Every line that contains the word "name" should be copied out.

============

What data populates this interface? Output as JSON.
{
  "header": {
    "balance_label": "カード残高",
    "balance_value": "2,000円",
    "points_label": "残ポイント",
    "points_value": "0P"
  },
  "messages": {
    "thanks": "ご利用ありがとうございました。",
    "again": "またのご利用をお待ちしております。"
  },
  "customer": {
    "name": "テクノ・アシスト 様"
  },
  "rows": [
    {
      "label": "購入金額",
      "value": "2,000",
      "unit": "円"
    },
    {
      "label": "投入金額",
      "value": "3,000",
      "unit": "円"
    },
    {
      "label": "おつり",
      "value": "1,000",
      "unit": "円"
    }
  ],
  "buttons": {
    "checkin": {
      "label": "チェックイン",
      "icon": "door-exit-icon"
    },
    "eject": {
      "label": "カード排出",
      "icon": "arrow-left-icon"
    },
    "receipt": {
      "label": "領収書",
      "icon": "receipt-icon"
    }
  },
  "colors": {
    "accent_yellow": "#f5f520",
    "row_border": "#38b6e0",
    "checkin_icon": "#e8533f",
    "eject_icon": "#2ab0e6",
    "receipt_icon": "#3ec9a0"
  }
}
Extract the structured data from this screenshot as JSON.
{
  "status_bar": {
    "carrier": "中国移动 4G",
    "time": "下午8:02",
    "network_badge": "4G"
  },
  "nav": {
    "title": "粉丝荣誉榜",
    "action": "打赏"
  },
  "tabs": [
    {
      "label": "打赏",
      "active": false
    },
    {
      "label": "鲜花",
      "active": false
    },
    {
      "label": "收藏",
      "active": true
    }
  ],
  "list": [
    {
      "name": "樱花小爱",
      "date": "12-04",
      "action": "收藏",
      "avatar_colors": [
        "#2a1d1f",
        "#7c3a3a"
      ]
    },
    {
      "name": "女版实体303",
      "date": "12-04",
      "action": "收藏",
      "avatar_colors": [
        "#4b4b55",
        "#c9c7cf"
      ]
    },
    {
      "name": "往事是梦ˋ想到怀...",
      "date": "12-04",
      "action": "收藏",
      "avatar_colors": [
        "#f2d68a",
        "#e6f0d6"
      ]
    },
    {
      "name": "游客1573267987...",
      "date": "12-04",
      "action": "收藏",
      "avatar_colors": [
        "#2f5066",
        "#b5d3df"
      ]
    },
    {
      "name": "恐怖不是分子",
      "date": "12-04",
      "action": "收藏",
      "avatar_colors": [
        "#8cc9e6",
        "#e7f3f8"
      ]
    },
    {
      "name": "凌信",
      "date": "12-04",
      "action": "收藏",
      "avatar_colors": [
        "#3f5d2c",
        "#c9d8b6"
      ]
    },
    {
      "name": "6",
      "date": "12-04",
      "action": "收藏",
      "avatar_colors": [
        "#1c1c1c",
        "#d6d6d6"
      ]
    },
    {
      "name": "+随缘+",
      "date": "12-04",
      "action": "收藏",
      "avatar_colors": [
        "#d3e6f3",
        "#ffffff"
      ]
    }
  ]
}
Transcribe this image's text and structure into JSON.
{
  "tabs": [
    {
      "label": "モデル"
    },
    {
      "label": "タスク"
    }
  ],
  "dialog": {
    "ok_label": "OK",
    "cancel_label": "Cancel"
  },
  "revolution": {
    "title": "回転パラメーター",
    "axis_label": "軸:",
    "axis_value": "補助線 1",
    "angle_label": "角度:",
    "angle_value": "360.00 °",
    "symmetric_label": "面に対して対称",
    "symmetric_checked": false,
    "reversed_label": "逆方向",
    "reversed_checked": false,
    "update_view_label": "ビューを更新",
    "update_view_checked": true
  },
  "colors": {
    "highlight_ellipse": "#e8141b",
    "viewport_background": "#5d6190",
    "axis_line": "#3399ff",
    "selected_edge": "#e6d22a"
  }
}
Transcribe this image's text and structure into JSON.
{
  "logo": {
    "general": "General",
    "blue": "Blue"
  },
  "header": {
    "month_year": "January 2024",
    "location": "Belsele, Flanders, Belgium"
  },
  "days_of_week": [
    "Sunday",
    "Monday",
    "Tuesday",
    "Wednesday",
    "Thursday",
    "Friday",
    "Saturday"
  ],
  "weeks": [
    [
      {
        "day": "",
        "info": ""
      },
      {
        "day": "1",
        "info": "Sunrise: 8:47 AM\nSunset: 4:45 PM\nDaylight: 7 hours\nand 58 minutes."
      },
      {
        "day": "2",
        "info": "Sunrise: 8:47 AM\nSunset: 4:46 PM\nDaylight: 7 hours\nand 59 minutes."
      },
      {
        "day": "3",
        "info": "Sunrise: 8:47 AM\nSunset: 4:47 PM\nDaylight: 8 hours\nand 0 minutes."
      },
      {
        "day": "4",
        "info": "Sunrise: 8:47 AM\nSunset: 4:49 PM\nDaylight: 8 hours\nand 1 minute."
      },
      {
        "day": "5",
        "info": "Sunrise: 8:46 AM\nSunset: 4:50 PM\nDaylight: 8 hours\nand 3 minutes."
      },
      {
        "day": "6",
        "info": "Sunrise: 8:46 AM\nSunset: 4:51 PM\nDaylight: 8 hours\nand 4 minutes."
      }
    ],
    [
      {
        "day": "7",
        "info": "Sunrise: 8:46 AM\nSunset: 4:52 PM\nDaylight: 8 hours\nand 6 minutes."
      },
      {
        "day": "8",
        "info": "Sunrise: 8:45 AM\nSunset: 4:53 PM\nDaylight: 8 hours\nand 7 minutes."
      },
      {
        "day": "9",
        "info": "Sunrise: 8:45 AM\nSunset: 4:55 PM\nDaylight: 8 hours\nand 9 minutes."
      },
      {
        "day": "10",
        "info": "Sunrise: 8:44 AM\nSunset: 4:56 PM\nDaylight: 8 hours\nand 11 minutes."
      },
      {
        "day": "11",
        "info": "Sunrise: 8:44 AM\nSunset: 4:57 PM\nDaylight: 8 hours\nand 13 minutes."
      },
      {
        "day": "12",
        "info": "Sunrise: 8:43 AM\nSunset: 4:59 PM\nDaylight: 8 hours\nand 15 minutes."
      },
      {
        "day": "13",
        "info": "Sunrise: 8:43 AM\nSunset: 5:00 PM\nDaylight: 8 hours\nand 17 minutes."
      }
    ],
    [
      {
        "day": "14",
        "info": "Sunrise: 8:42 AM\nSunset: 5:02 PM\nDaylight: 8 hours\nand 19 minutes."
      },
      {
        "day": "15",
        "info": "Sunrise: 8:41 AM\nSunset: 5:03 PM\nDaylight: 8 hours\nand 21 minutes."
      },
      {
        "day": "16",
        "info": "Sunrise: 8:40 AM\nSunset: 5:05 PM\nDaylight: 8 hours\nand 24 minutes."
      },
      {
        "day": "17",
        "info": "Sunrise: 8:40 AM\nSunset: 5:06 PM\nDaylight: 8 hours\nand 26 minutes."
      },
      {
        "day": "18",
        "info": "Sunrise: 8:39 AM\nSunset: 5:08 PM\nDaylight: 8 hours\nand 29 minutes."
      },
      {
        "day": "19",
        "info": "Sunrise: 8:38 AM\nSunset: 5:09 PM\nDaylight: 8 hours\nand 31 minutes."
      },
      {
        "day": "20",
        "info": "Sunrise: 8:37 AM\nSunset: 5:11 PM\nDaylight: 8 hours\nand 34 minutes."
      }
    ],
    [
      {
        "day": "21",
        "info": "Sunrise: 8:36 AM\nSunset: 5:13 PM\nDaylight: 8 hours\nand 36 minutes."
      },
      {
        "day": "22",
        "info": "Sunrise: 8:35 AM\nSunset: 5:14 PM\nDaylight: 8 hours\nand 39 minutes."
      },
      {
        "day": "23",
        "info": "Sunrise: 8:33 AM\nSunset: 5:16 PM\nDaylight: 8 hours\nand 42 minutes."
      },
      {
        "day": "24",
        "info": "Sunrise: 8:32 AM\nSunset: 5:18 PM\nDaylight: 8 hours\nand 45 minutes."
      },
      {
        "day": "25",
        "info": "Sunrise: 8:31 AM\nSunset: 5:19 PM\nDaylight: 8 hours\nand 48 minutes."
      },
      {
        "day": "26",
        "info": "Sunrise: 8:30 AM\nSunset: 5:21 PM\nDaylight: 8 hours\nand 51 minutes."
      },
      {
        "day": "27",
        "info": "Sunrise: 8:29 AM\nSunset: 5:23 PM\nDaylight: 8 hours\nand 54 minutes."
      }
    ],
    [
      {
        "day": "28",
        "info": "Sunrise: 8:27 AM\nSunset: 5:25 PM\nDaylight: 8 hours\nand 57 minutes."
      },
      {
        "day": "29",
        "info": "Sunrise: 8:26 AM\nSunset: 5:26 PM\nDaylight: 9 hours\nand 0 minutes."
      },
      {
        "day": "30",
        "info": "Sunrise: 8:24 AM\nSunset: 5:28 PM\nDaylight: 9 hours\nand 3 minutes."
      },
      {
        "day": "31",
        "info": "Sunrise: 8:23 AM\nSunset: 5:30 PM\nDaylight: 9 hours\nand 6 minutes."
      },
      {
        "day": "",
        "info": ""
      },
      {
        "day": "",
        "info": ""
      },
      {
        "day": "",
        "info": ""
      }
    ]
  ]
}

============

Task response —
    "name": "テクノ・アシスト 様"
      "name": "樱花小爱",
      "name": "女版实体303",
      "name": "往事是梦ˋ想到怀...",
      "name": "游客1573267987...",
      "name": "恐怖不是分子",
      "name": "凌信",
      "name": "6",
      "name": "+随缘+",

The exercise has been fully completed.